Exercise objective:
Word for word, give the material below again, minus any images.

Dataset records:
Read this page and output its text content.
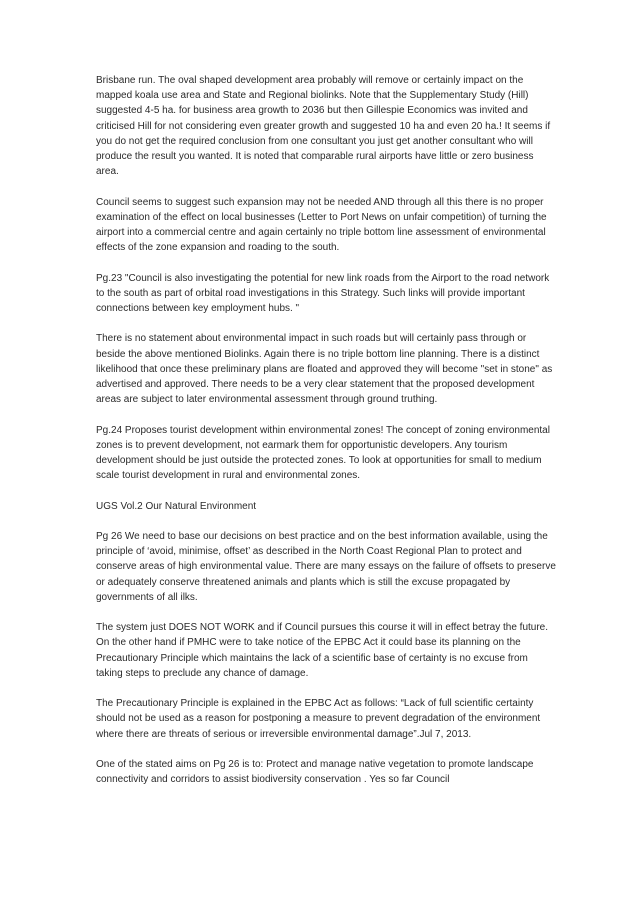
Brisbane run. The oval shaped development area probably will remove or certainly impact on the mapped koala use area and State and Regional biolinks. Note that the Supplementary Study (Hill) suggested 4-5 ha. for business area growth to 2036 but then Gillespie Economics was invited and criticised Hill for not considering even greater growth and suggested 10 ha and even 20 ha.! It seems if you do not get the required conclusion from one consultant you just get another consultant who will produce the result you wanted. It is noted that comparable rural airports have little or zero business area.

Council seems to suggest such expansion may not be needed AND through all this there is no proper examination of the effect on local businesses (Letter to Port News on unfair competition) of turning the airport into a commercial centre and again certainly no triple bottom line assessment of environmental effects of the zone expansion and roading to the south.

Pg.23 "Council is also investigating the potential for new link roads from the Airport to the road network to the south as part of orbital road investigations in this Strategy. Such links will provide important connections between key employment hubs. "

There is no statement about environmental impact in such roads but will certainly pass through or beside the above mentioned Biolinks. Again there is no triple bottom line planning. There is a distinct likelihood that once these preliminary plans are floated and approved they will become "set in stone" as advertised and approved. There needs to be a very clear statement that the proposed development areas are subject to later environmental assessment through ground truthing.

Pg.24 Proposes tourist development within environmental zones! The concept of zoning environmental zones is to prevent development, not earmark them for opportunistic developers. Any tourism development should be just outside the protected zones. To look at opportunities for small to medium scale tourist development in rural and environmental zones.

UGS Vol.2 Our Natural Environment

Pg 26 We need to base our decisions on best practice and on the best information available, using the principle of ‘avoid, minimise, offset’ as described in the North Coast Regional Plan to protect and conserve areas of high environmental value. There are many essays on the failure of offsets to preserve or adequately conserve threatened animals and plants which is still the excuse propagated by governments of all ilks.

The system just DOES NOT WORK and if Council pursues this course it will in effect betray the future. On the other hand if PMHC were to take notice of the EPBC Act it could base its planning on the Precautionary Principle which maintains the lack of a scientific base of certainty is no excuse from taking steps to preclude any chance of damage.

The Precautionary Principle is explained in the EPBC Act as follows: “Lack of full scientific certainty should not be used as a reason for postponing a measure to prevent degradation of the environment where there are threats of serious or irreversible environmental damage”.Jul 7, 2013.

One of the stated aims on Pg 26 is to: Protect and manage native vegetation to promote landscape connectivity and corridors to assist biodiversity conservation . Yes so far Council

Result:
Read this page and output its text content.
Brisbane run. The oval shaped development area probably will remove or certainly impact on the mapped koala use area and State and Regional biolinks. Note that the Supplementary Study (Hill) suggested 4-5 ha. for business area growth to 2036 but then Gillespie Economics was invited and criticised Hill for not considering even greater growth and suggested 10 ha and even 20 ha.! It seems if you do not get the required conclusion from one consultant you just get another consultant who will produce the result you wanted. It is noted that comparable rural airports have little or zero business area.

Council seems to suggest such expansion may not be needed AND through all this there is no proper examination of the effect on local businesses (Letter to Port News on unfair competition) of turning the airport into a commercial centre and again certainly no triple bottom line assessment of environmental effects of the zone expansion and roading to the south.

Pg.23 "Council is also investigating the potential for new link roads from the Airport to the road network to the south as part of orbital road investigations in this Strategy. Such links will provide important connections between key employment hubs. "

There is no statement about environmental impact in such roads but will certainly pass through or beside the above mentioned Biolinks. Again there is no triple bottom line planning. There is a distinct likelihood that once these preliminary plans are floated and approved they will become "set in stone" as advertised and approved. There needs to be a very clear statement that the proposed development areas are subject to later environmental assessment through ground truthing.

Pg.24 Proposes tourist development within environmental zones! The concept of zoning environmental zones is to prevent development, not earmark them for opportunistic developers. Any tourism development should be just outside the protected zones. To look at opportunities for small to medium scale tourist development in rural and environmental zones.

UGS Vol.2 Our Natural Environment

Pg 26 We need to base our decisions on best practice and on the best information available, using the principle of ‘avoid, minimise, offset’ as described in the North Coast Regional Plan to protect and conserve areas of high environmental value. There are many essays on the failure of offsets to preserve or adequately conserve threatened animals and plants which is still the excuse propagated by governments of all ilks.

The system just DOES NOT WORK and if Council pursues this course it will in effect betray the future. On the other hand if PMHC were to take notice of the EPBC Act it could base its planning on the Precautionary Principle which maintains the lack of a scientific base of certainty is no excuse from taking steps to preclude any chance of damage.

The Precautionary Principle is explained in the EPBC Act as follows: “Lack of full scientific certainty should not be used as a reason for postponing a measure to prevent degradation of the environment where there are threats of serious or irreversible environmental damage”.Jul 7, 2013.

One of the stated aims on Pg 26 is to: Protect and manage native vegetation to promote landscape connectivity and corridors to assist biodiversity conservation . Yes so far Council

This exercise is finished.